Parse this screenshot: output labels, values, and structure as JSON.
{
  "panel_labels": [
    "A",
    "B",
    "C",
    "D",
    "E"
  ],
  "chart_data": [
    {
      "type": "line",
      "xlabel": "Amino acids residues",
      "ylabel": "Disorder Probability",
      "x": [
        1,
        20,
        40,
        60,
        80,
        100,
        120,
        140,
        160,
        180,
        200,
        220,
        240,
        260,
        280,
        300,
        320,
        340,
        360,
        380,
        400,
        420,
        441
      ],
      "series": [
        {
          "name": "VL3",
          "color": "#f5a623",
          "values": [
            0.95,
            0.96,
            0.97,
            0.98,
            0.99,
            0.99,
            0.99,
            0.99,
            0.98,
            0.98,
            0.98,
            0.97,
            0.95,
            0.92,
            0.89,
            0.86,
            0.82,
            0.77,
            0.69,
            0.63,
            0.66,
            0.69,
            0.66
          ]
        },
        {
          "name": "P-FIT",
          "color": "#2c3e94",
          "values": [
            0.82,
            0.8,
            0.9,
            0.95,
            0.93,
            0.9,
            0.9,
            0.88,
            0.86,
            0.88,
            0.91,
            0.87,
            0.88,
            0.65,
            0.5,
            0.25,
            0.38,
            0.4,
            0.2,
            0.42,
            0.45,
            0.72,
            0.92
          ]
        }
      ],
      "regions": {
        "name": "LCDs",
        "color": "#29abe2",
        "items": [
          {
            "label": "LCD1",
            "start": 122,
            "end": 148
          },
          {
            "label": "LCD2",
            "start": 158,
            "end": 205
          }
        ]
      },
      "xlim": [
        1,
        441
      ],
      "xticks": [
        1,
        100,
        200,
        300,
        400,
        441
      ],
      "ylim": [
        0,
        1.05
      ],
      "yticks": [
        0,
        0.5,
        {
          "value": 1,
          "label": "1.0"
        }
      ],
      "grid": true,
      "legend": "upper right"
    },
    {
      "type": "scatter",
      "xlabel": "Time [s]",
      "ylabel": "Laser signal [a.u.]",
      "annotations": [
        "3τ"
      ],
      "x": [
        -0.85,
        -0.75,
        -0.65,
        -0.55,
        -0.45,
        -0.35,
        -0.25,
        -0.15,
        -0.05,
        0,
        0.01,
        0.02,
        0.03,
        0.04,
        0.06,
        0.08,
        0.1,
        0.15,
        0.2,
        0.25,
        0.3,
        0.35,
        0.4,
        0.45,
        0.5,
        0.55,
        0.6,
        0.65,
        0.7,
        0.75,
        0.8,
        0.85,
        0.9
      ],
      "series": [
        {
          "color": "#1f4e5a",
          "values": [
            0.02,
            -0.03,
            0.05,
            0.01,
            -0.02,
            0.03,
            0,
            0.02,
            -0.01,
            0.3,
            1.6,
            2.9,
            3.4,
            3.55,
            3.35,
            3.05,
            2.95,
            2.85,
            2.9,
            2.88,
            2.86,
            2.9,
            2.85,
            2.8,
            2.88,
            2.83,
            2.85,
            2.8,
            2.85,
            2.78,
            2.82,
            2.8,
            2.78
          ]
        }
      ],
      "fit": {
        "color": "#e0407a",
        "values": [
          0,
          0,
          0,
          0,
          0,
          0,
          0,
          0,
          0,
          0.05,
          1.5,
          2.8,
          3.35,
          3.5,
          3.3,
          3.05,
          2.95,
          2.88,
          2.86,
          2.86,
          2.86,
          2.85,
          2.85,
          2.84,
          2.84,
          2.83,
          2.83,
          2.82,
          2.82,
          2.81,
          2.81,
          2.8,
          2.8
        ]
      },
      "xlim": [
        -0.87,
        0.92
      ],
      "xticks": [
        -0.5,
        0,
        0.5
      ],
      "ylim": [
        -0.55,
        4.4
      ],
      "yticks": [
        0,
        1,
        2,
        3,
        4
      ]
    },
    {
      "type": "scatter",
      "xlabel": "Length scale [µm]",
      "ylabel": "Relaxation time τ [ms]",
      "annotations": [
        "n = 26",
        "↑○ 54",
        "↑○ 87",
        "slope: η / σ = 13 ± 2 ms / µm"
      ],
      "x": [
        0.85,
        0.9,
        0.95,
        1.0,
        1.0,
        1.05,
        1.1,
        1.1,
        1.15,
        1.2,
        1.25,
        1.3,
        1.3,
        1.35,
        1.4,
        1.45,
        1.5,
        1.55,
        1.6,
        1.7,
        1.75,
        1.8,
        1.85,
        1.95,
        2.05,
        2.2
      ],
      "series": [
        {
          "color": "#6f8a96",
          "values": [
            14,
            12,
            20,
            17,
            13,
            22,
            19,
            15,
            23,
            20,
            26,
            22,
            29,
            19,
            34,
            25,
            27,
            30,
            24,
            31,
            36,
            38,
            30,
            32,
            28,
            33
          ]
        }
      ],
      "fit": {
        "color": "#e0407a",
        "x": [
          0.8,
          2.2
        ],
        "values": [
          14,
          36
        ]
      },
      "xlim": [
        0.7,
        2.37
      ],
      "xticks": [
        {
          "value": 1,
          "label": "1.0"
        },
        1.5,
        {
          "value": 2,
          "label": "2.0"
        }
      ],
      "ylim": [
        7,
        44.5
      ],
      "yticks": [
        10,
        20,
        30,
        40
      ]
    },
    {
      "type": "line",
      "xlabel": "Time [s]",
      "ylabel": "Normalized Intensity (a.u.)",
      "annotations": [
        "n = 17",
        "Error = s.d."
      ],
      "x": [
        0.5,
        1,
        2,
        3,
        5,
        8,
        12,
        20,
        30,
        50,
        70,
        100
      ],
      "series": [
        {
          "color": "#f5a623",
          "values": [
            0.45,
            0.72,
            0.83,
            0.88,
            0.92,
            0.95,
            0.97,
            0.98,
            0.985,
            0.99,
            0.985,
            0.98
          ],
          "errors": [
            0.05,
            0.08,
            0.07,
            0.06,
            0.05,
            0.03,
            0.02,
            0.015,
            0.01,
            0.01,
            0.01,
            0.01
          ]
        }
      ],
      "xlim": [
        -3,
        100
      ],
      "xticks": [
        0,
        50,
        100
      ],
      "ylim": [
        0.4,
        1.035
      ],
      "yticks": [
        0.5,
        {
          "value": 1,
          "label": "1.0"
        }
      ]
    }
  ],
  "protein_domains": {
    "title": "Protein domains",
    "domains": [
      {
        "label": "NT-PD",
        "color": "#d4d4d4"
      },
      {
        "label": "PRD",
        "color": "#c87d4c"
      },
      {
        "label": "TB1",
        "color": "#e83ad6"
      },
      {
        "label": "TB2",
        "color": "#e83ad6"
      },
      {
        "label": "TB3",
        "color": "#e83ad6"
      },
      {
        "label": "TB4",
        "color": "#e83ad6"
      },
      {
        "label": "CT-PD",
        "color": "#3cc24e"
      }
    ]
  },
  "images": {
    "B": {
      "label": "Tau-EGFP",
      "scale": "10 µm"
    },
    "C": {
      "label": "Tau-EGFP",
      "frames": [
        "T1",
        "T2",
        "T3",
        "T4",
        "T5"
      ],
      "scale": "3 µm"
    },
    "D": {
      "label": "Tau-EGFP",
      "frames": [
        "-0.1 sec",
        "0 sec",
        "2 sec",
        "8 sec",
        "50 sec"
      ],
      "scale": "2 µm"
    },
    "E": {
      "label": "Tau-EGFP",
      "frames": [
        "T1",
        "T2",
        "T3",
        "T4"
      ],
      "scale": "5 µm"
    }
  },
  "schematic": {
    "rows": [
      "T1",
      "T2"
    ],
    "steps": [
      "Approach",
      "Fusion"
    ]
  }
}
^^^^^^^^
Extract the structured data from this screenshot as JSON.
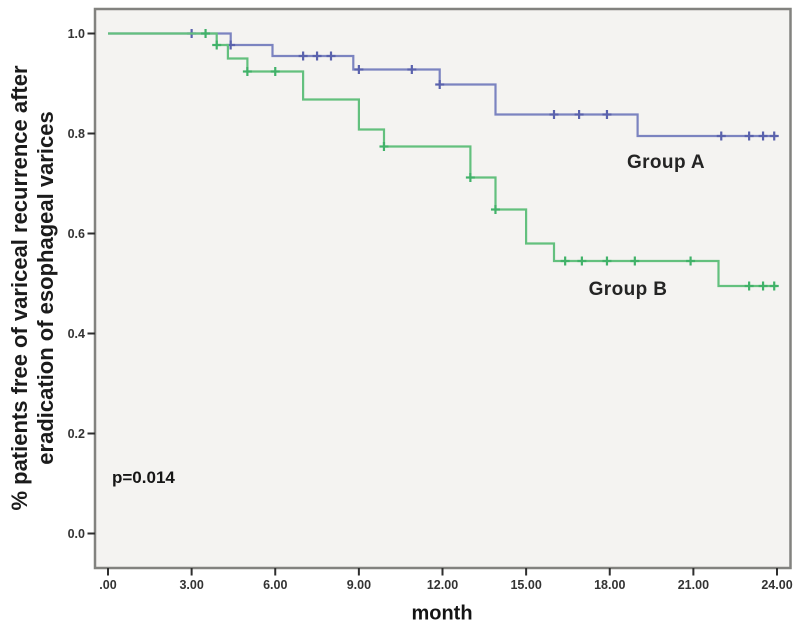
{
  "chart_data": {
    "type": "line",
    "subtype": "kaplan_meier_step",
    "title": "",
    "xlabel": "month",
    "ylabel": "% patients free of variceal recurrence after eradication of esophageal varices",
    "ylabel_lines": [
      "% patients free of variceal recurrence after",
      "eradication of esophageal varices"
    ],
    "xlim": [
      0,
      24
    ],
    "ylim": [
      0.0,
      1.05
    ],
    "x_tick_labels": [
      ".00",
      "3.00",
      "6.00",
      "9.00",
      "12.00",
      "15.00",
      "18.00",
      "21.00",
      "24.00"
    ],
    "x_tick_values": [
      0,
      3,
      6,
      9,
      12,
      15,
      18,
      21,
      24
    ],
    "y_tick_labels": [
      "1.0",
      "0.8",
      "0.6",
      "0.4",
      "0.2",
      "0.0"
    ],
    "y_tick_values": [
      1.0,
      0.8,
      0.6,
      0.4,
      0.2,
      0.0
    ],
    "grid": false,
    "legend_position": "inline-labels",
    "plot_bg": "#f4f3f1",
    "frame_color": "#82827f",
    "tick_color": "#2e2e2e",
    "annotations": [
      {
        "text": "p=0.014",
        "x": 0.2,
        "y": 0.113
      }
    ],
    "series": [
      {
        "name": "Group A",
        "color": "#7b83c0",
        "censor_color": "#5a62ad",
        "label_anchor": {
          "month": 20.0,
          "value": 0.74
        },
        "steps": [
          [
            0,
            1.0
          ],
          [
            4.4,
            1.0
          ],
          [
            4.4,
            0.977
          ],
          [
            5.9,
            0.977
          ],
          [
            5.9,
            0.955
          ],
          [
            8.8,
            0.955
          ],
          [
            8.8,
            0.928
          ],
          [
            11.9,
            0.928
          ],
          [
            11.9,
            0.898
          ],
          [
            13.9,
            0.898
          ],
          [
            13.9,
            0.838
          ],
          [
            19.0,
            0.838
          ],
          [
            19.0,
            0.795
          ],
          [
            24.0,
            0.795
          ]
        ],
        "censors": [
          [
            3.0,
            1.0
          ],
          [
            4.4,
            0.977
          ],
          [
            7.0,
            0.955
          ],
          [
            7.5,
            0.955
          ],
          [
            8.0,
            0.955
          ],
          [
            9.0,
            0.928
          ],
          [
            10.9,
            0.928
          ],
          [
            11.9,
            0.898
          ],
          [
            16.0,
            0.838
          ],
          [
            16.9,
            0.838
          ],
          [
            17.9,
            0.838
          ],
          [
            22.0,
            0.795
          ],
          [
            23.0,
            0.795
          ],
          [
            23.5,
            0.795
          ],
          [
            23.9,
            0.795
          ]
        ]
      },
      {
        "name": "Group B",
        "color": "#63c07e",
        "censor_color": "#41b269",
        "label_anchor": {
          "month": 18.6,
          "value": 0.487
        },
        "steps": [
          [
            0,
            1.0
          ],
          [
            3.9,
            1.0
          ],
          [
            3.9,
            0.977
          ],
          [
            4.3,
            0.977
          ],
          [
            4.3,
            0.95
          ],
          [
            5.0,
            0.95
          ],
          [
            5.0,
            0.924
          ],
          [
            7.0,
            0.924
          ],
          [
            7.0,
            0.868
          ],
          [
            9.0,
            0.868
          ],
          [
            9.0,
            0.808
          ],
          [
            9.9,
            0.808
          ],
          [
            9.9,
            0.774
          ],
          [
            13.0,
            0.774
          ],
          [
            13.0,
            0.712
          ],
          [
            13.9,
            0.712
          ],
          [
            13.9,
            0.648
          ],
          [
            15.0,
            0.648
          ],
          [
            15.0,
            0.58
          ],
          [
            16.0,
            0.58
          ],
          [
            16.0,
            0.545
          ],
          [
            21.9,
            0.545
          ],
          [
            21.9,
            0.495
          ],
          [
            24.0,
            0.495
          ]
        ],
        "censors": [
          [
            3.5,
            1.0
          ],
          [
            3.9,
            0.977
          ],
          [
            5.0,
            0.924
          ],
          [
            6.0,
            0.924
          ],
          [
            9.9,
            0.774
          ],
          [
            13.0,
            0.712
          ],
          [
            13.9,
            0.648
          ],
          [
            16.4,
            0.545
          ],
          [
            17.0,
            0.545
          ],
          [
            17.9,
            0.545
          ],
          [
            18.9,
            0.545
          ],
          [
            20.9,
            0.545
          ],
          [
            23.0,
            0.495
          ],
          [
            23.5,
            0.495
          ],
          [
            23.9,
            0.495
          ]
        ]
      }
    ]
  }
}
^^^^^^^^
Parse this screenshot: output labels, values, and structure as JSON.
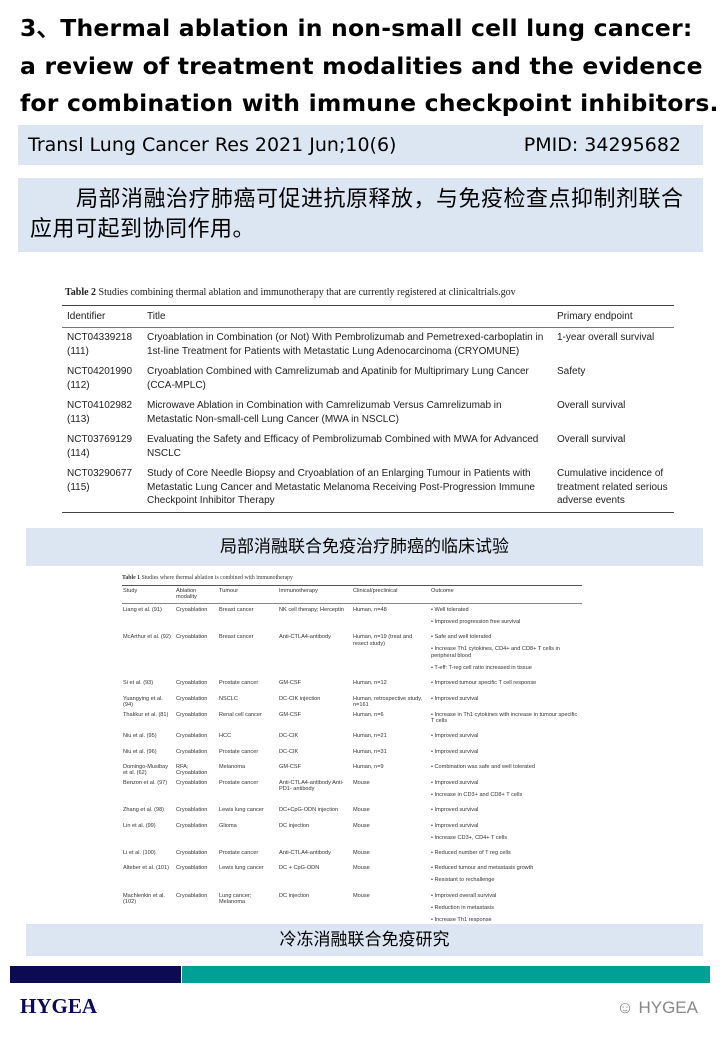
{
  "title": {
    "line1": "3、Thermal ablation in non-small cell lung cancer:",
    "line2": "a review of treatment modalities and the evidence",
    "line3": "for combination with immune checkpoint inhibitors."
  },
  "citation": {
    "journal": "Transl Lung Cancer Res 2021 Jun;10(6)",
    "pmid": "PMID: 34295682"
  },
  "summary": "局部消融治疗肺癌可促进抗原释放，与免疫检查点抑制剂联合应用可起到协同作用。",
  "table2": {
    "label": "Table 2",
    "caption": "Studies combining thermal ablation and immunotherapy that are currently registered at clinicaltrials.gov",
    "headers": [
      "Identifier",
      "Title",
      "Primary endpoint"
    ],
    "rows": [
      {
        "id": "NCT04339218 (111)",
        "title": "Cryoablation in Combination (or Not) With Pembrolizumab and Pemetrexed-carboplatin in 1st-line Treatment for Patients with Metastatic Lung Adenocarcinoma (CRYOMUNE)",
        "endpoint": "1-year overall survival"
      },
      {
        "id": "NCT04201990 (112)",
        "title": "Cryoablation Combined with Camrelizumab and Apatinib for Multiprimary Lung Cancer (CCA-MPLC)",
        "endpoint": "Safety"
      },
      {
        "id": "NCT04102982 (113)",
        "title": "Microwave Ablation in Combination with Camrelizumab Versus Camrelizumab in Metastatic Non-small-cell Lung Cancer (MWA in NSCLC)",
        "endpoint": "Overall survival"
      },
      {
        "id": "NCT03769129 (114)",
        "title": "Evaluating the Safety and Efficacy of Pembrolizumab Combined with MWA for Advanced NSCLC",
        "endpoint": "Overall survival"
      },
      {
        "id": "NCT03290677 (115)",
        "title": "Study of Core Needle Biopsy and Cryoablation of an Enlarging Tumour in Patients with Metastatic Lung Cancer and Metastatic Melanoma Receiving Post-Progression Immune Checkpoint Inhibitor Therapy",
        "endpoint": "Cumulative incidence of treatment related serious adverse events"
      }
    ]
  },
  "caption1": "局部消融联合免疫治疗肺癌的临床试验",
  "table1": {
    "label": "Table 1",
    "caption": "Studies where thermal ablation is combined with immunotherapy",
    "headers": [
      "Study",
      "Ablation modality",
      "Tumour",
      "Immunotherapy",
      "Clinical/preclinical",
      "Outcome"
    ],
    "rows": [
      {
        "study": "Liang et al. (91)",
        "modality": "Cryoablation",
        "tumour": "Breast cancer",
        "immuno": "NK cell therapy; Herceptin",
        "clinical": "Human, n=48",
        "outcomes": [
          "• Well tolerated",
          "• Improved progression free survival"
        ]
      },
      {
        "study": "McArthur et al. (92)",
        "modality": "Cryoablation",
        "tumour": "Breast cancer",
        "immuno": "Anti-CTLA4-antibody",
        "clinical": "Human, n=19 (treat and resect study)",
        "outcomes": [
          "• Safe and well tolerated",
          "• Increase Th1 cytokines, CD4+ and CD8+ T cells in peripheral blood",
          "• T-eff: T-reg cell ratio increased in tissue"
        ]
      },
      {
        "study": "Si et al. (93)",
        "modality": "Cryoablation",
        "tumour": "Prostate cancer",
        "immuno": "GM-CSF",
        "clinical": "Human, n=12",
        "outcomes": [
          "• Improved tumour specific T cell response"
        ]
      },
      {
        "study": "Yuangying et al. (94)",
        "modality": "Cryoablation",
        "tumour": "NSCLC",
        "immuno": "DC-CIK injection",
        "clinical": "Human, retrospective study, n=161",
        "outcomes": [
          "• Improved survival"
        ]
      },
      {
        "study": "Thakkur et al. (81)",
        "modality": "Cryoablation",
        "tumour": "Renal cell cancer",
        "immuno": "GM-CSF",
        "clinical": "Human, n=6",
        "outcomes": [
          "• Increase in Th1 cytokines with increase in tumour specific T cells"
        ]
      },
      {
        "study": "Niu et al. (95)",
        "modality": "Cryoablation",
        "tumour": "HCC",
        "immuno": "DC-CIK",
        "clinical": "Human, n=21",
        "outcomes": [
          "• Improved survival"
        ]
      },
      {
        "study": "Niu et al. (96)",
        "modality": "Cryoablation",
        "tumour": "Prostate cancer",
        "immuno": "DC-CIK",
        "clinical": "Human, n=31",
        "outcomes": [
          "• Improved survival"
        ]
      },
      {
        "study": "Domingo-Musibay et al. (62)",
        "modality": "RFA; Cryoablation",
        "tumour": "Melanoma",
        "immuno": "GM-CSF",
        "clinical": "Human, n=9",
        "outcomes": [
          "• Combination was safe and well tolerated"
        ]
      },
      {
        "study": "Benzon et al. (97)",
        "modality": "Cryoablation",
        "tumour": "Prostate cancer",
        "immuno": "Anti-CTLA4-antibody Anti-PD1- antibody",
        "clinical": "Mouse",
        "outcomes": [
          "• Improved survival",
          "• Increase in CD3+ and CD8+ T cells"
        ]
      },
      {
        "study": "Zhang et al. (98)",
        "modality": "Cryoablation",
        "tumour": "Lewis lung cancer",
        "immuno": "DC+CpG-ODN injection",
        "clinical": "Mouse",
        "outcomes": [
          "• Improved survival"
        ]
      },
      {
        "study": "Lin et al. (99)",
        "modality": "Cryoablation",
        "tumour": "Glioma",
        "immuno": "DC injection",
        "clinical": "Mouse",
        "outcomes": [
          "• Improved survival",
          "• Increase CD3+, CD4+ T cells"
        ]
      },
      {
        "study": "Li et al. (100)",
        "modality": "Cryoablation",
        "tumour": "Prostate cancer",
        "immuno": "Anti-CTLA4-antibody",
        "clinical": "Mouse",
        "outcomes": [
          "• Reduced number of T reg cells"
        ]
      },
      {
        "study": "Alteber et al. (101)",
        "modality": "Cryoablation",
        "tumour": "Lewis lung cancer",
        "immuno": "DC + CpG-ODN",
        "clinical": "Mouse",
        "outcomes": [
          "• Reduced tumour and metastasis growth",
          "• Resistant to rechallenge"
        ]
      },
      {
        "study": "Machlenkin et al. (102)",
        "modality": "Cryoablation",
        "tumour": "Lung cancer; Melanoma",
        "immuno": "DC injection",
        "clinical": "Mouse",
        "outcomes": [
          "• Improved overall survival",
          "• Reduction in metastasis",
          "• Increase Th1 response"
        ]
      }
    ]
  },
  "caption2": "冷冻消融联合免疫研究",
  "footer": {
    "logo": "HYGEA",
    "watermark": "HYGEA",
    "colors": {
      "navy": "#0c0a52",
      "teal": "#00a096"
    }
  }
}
^^^^^^^^
(TASK)
In the material above, find each line containing the word "xlabel" and copy it.

(RESPONSE FOR THIS EXERCISE)
      "xlabel": "Amino acids residues",
      "xlabel": "Time [s]",
      "xlabel": "Length scale [µm]",
      "xlabel": "Time [s]",
    "xlabel": "month",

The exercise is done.